Exercise: Count the lines below that contain the word "else". Give only the number.

Working data:

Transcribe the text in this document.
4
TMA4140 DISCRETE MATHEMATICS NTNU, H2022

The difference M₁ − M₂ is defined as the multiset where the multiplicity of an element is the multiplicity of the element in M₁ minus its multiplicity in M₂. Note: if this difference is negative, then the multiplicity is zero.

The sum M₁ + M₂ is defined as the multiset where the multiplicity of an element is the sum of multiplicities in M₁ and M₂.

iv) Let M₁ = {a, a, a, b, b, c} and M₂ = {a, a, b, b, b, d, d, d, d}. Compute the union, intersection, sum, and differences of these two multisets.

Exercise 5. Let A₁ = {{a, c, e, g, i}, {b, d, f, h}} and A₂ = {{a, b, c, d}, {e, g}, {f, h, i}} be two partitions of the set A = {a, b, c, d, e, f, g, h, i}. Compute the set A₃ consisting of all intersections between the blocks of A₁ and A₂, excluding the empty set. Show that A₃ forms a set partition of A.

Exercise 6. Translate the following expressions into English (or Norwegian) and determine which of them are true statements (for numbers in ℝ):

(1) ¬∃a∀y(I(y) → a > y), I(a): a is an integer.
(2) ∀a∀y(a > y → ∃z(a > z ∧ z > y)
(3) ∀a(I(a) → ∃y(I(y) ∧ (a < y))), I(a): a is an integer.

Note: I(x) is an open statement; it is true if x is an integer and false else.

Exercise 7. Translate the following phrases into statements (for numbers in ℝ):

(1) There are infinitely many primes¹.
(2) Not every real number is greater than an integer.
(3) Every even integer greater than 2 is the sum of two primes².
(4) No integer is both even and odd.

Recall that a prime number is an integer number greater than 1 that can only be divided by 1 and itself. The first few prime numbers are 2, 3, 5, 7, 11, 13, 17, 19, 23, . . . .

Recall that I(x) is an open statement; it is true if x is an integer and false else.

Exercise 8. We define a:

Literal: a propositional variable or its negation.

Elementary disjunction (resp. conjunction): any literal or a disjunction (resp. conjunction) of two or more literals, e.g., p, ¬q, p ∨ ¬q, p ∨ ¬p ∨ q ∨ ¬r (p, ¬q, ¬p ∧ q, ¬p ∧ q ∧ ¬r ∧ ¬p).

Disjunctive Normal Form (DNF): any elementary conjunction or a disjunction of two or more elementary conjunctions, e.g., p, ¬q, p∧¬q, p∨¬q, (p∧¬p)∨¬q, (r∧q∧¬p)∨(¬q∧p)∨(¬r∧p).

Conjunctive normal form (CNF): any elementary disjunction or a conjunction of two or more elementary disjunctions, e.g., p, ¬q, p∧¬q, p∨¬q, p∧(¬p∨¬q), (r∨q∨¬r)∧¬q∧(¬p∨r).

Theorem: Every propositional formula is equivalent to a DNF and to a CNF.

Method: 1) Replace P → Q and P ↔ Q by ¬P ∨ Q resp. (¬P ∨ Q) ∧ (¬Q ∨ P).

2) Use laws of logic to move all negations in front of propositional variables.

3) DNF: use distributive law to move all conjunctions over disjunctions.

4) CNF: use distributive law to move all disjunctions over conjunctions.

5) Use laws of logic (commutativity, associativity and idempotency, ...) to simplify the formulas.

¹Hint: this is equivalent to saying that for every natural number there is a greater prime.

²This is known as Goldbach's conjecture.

Exercise solution: 2